§ **Given instruction**
Check each line below for the word "headword", and copy those that have it.

▼

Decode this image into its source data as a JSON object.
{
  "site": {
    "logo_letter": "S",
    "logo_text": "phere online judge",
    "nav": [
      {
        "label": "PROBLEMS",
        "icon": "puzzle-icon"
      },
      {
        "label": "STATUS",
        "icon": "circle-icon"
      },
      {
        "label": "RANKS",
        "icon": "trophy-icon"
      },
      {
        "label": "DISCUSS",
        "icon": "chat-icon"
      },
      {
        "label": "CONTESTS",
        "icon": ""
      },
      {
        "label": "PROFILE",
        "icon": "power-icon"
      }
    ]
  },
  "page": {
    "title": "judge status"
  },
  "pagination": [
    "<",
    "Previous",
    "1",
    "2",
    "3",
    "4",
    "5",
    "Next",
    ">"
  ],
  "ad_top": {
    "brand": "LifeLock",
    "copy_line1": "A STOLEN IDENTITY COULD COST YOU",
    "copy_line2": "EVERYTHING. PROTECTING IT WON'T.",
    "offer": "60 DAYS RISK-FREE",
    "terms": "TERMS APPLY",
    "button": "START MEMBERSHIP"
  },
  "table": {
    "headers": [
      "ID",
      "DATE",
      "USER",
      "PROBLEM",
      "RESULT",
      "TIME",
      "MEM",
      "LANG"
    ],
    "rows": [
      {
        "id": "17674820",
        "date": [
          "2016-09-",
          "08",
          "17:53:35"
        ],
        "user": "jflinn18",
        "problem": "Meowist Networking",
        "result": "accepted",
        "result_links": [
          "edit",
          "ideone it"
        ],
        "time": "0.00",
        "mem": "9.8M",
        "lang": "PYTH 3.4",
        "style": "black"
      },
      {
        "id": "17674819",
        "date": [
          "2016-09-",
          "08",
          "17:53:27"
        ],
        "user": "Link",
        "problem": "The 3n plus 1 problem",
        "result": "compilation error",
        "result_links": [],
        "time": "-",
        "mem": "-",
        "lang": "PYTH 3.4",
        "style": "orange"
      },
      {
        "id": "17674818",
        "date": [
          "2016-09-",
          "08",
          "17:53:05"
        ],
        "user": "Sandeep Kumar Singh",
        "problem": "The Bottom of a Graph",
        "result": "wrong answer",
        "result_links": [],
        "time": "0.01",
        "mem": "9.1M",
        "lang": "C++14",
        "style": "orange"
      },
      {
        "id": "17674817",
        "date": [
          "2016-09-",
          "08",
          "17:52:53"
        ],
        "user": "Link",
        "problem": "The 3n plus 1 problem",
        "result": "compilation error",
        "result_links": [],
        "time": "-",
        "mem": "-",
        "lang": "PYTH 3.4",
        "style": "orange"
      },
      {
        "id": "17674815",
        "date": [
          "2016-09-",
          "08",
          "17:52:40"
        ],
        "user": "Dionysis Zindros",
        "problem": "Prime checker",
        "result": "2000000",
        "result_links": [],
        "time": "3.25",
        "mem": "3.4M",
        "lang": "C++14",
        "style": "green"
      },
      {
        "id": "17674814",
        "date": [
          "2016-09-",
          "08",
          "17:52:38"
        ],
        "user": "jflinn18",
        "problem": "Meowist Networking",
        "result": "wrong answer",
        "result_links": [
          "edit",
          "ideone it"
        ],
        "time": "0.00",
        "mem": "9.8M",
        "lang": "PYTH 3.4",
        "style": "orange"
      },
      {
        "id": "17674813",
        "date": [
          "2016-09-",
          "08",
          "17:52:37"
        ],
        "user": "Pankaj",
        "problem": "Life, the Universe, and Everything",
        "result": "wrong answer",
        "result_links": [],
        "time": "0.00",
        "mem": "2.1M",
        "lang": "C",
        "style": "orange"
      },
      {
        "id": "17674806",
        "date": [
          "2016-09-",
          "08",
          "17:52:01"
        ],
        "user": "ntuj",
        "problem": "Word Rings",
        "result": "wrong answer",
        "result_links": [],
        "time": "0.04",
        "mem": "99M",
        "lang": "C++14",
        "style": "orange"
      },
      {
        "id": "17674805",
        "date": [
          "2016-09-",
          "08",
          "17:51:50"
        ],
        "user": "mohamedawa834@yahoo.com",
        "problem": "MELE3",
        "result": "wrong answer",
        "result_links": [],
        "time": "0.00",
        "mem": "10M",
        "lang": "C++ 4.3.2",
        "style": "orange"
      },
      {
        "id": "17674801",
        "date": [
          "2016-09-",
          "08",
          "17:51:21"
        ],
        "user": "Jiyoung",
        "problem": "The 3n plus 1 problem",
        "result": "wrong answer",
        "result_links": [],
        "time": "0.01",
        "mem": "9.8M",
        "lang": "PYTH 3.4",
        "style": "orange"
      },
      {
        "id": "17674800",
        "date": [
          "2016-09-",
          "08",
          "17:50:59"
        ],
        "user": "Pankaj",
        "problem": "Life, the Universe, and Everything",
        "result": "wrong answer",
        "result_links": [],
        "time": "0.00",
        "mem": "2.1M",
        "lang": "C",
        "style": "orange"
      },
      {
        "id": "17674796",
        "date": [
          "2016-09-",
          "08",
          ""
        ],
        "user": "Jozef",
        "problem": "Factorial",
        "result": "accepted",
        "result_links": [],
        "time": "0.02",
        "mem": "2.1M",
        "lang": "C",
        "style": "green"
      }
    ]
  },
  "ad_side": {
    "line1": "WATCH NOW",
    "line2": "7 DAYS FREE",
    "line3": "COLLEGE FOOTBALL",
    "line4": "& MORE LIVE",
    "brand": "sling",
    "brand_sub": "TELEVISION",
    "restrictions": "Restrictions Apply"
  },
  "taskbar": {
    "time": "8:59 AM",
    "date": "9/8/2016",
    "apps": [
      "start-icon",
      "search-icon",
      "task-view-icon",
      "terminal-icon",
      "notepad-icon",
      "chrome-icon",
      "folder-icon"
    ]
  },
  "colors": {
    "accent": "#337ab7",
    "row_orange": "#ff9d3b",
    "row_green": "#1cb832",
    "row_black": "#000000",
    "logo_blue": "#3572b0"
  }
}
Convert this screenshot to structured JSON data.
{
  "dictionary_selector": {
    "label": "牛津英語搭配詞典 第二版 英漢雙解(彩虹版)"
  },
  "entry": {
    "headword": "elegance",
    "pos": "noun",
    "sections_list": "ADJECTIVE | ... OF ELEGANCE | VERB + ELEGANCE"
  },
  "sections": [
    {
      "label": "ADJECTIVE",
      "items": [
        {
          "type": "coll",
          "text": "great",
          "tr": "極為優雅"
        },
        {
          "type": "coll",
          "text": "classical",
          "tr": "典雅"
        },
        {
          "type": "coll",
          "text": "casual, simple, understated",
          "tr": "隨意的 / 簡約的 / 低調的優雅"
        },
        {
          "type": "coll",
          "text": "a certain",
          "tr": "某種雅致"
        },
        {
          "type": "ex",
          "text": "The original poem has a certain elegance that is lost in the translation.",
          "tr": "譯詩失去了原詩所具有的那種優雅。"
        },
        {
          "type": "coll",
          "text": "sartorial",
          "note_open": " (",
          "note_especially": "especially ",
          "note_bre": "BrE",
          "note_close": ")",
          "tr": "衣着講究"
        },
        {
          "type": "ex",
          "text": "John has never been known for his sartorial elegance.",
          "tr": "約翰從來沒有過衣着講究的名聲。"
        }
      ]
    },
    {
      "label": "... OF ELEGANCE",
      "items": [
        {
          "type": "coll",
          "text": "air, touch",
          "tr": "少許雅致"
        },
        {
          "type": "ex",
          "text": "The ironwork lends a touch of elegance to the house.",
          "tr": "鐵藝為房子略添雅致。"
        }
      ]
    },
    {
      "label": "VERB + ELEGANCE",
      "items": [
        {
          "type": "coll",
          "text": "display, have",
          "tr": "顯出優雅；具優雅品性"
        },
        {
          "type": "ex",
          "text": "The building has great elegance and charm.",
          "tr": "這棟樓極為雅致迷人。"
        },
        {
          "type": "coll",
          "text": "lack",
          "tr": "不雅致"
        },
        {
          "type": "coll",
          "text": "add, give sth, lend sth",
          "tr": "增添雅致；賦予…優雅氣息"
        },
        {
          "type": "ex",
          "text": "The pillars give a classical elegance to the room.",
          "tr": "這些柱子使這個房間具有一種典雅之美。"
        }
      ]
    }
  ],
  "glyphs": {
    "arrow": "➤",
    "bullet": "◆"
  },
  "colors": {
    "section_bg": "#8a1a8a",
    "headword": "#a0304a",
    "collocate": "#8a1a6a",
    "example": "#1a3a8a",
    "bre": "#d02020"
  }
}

▲

§ **Final result**
    "headword": "elegance",
    "headword": "#a0304a",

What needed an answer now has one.